**Written instruction**
Copy each line of the data below with the word "紫外可见分光光度计".

++++

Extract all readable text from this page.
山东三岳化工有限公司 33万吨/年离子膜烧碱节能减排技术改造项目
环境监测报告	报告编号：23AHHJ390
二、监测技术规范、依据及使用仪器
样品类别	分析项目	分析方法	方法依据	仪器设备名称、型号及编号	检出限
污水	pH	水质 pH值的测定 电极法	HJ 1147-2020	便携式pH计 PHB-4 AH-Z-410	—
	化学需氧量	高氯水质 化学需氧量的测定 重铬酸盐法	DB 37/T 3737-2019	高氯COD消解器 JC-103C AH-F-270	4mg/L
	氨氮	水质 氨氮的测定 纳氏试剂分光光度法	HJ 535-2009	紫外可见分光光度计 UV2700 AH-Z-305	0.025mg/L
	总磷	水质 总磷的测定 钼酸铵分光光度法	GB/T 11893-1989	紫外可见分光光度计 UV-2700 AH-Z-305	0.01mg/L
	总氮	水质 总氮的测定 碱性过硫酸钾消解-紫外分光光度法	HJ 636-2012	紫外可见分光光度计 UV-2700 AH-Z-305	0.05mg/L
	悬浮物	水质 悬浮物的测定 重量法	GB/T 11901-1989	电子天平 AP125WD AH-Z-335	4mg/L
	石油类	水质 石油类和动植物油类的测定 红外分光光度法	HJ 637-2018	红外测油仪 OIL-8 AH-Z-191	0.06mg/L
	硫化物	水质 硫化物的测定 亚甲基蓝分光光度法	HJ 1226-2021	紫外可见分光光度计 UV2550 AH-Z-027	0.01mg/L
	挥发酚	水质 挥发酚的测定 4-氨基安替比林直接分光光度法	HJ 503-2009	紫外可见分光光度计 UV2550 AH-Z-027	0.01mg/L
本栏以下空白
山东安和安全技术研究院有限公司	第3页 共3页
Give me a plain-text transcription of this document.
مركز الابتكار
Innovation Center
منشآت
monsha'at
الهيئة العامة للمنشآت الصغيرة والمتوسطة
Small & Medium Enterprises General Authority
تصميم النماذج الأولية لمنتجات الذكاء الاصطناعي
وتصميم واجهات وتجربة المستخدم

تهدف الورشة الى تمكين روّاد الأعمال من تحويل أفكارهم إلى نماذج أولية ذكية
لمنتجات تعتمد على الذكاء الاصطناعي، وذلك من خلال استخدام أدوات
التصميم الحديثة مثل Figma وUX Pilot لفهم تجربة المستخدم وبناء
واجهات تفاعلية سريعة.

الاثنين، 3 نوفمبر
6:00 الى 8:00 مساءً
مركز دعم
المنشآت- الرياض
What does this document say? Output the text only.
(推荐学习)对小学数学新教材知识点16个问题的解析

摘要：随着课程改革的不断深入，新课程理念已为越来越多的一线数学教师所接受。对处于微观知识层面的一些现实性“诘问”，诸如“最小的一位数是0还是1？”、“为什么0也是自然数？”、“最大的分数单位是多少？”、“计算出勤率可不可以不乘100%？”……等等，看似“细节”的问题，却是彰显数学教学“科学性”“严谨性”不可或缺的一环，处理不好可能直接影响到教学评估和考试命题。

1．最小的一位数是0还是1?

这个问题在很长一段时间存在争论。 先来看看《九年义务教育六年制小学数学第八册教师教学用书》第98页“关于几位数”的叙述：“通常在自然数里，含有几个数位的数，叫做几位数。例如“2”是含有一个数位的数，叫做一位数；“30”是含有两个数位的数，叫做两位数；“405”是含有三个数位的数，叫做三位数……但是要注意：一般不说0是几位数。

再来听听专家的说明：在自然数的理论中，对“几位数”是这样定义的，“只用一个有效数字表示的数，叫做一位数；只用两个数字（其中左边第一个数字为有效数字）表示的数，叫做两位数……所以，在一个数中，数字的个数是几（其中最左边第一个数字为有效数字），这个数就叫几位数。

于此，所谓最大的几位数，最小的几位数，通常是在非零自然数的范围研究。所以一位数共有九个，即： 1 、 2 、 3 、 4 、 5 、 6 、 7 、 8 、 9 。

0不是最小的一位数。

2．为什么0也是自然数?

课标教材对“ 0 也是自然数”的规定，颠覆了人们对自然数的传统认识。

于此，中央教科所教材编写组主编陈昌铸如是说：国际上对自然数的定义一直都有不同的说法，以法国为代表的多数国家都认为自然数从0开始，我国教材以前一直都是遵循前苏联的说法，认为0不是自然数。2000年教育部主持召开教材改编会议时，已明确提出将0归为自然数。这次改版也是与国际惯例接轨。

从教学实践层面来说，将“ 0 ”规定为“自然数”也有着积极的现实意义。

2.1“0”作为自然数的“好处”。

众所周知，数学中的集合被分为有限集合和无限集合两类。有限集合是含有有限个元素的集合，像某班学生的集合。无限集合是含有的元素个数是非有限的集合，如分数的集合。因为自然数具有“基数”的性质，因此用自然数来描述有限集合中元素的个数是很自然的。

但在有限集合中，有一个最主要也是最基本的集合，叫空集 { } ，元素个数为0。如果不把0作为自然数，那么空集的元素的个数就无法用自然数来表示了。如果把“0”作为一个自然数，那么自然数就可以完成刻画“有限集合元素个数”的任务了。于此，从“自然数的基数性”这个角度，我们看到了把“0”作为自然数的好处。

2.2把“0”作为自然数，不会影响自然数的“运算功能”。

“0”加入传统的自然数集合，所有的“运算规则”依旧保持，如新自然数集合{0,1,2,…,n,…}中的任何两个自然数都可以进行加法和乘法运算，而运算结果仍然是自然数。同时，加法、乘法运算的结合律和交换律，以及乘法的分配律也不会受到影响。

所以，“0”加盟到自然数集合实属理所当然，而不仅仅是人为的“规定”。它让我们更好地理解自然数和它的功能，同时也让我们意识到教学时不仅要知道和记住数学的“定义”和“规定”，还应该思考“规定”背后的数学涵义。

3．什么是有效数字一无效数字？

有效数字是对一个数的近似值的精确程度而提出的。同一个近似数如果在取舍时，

++++

**Result for this exercise**
	氨氮	水质 氨氮的测定 纳氏试剂分光光度法	HJ 535-2009	紫外可见分光光度计 UV2700 AH-Z-305	0.025mg/L
	总磷	水质 总磷的测定 钼酸铵分光光度法	GB/T 11893-1989	紫外可见分光光度计 UV-2700 AH-Z-305	0.01mg/L
	总氮	水质 总氮的测定 碱性过硫酸钾消解-紫外分光光度法	HJ 636-2012	紫外可见分光光度计 UV-2700 AH-Z-305	0.05mg/L
	硫化物	水质 硫化物的测定 亚甲基蓝分光光度法	HJ 1226-2021	紫外可见分光光度计 UV2550 AH-Z-027	0.01mg/L
	挥发酚	水质 挥发酚的测定 4-氨基安替比林直接分光光度法	HJ 503-2009	紫外可见分光光度计 UV2550 AH-Z-027	0.01mg/L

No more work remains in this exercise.